:: GIVEN TEXT ::
You talk about the shame associated with aging and how that holds us back. Can you tell us where this shame comes from and how it impacts us?

It is shame and stigma that reinforce the status quo, that make us think that we are personally flawed and internally imposed shame and stigma is more damaging [than externally imposed shame]. We live in a society that worships speed and physical and cognitive perfection and it would be a far better world if it had a more diverse and inclusive and generous view of what it meant to be human.

In your TED talk, you say, “We can’t challenge bias unless we’re aware of it.” Some people might say things are fine, why do we need to change? What would you say to them?

I would say, “White man, what are you doing only hanging out with white men.” [joking]. I would frame it in terms of equality and an equal shot at things. Do you see other people around you having access to the same salary and the same opportunities and the same education and the same food and the same leisure? If not, what obstacles do you see in their way? The longer I spend thinking about this the more important intersectionality is to me and the more I am coming to understand that it’s all one struggle. I would now contradict that slightly to say that age is not often on people’s radar and I would add to that sentence of do they have equality across x, y, and z, do they have it across the life course because we’re really talking about a world in which we age out of having value as a human being.

:: SUPPLIED RECORDS ::
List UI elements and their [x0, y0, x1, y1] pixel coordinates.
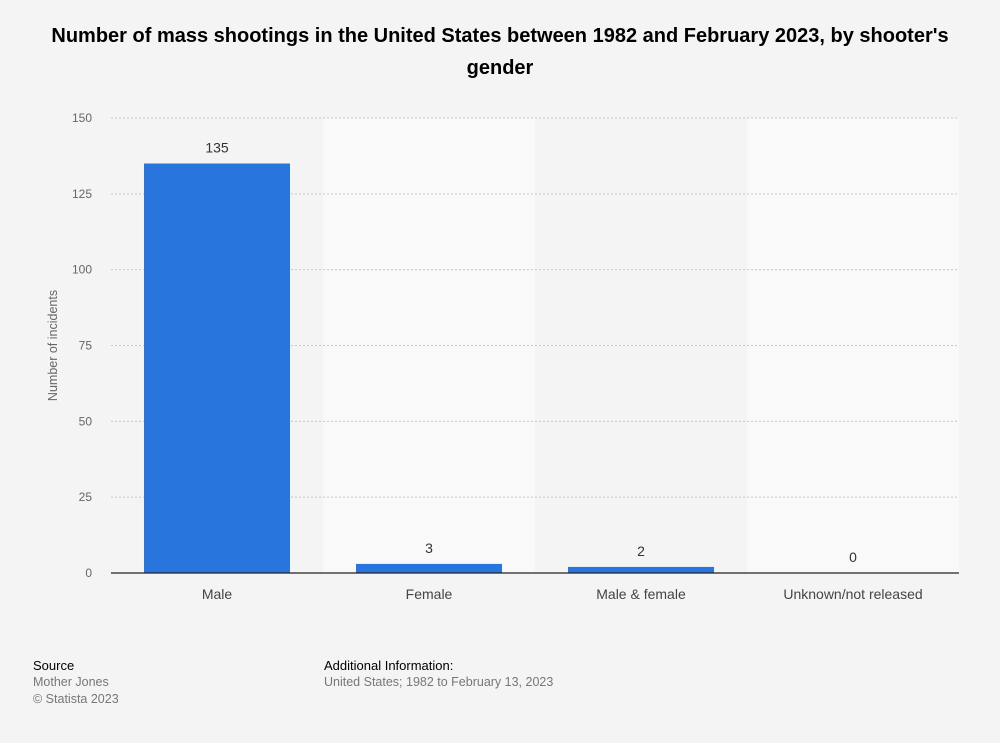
bar: [568, 566, 714, 573]
y-tick-label: 150: [72, 111, 92, 125]
x-tick-label: Unknown/not released: [783, 586, 922, 602]
data-label: 135: [205, 140, 229, 156]
source-name[interactable]: Mother Jones: [33, 675, 109, 689]
y-tick-label: 125: [72, 187, 92, 201]
bar: [144, 163, 290, 573]
y-tick-label: 75: [79, 339, 93, 353]
x-tick-label: Male & female: [596, 586, 686, 602]
data-label: 2: [637, 543, 645, 559]
x-tick-label: Male: [202, 586, 233, 602]
bar: [356, 563, 502, 573]
y-tick-label: 50: [79, 414, 93, 428]
additional-info-label: Additional Information:: [324, 658, 454, 673]
data-label: 0: [849, 549, 857, 565]
source-label: Source: [33, 658, 75, 673]
y-tick-label: 25: [79, 490, 93, 504]
y-tick-label: 100: [72, 263, 92, 277]
data-label: 3: [425, 540, 433, 556]
chart-title: Number of mass shootings in the United S…: [51, 25, 949, 79]
source-block: Source Mother Jones © Statista 2023: [33, 657, 119, 708]
y-axis-title: Number of incidents: [46, 290, 60, 401]
bar-chart: 0 25 50 75 100 125 150 Number of incidents 135 Ma…: [46, 111, 959, 602]
x-tick-label: Female: [406, 586, 453, 602]
additional-info-text: United States; 1982 to February 13, 2023: [324, 675, 554, 689]
additional-info-block: Additional Information: United States; 1…: [324, 657, 553, 691]
y-tick-label: 0: [85, 566, 92, 580]
copyright-text: © Statista 2023: [33, 692, 119, 706]
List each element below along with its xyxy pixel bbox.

:: EXERCISE AIM ::
From the interview about aging, pull out the passage from "It is shame" to "say to them?" word for word.

:: TASK RESULT ::
It is shame and stigma that reinforce the status quo, that make us think that we are personally flawed and internally imposed shame and stigma is more damaging [than externally imposed shame]. We live in a society that worships speed and physical and cognitive perfection and it would be a far better world if it had a more diverse and inclusive and generous view of what it meant to be human.

In your TED talk, you say, “We can’t challenge bias unless we’re aware of it.” Some people might say things are fine, why do we need to change? What would you say to them?